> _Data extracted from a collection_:
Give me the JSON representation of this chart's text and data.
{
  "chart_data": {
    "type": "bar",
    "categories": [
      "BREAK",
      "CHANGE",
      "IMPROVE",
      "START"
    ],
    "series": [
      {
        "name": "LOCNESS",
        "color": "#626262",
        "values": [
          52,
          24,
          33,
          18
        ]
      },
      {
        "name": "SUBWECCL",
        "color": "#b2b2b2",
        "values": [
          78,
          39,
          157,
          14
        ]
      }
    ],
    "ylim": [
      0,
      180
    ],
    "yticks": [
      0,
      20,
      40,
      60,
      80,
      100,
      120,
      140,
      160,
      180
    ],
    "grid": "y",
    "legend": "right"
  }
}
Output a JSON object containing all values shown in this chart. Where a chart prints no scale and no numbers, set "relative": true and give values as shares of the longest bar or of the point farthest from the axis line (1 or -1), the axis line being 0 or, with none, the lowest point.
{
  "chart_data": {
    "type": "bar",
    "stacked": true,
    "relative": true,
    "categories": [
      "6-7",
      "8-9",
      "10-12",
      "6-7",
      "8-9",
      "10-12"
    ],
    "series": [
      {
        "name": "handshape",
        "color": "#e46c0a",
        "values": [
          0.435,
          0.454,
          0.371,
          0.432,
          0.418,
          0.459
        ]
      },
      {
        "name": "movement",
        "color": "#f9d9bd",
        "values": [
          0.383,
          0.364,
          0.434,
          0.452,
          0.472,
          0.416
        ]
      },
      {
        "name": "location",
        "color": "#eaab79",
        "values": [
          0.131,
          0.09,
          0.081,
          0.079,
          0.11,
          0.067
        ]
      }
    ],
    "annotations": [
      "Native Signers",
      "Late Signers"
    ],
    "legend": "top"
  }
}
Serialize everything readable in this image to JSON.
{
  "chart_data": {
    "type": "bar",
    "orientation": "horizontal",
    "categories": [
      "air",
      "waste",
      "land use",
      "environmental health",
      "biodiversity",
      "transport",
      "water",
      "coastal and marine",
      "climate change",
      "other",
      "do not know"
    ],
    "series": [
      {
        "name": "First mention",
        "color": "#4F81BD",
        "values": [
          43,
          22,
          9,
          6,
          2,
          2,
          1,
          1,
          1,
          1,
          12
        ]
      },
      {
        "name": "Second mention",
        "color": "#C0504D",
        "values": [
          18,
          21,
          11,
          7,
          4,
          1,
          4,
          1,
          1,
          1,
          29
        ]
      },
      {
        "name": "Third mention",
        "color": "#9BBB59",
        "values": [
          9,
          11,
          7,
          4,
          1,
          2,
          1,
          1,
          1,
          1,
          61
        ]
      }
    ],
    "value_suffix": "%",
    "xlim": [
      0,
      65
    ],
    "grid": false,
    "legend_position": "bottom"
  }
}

> _TASK DESCRIPTION_: Repeat all of the entries exactly.

> _ANSWER TO THIS PROBLEM_:
Give me the JSON representation of this chart's text and data.
{
  "chart_data": {
    "type": "bar",
    "categories": [
      "BREAK",
      "CHANGE",
      "IMPROVE",
      "START"
    ],
    "series": [
      {
        "name": "LOCNESS",
        "color": "#626262",
        "values": [
          52,
          24,
          33,
          18
        ]
      },
      {
        "name": "SUBWECCL",
        "color": "#b2b2b2",
        "values": [
          78,
          39,
          157,
          14
        ]
      }
    ],
    "ylim": [
      0,
      180
    ],
    "yticks": [
      0,
      20,
      40,
      60,
      80,
      100,
      120,
      140,
      160,
      180
    ],
    "grid": "y",
    "legend": "right"
  }
}
Output a JSON object containing all values shown in this chart. Where a chart prints no scale and no numbers, set "relative": true and give values as shares of the longest bar or of the point farthest from the axis line (1 or -1), the axis line being 0 or, with none, the lowest point.
{
  "chart_data": {
    "type": "bar",
    "stacked": true,
    "relative": true,
    "categories": [
      "6-7",
      "8-9",
      "10-12",
      "6-7",
      "8-9",
      "10-12"
    ],
    "series": [
      {
        "name": "handshape",
        "color": "#e46c0a",
        "values": [
          0.435,
          0.454,
          0.371,
          0.432,
          0.418,
          0.459
        ]
      },
      {
        "name": "movement",
        "color": "#f9d9bd",
        "values": [
          0.383,
          0.364,
          0.434,
          0.452,
          0.472,
          0.416
        ]
      },
      {
        "name": "location",
        "color": "#eaab79",
        "values": [
          0.131,
          0.09,
          0.081,
          0.079,
          0.11,
          0.067
        ]
      }
    ],
    "annotations": [
      "Native Signers",
      "Late Signers"
    ],
    "legend": "top"
  }
}
Serialize everything readable in this image to JSON.
{
  "chart_data": {
    "type": "bar",
    "orientation": "horizontal",
    "categories": [
      "air",
      "waste",
      "land use",
      "environmental health",
      "biodiversity",
      "transport",
      "water",
      "coastal and marine",
      "climate change",
      "other",
      "do not know"
    ],
    "series": [
      {
        "name": "First mention",
        "color": "#4F81BD",
        "values": [
          43,
          22,
          9,
          6,
          2,
          2,
          1,
          1,
          1,
          1,
          12
        ]
      },
      {
        "name": "Second mention",
        "color": "#C0504D",
        "values": [
          18,
          21,
          11,
          7,
          4,
          1,
          4,
          1,
          1,
          1,
          29
        ]
      },
      {
        "name": "Third mention",
        "color": "#9BBB59",
        "values": [
          9,
          11,
          7,
          4,
          1,
          2,
          1,
          1,
          1,
          1,
          61
        ]
      }
    ],
    "value_suffix": "%",
    "xlim": [
      0,
      65
    ],
    "grid": false,
    "legend_position": "bottom"
  }
}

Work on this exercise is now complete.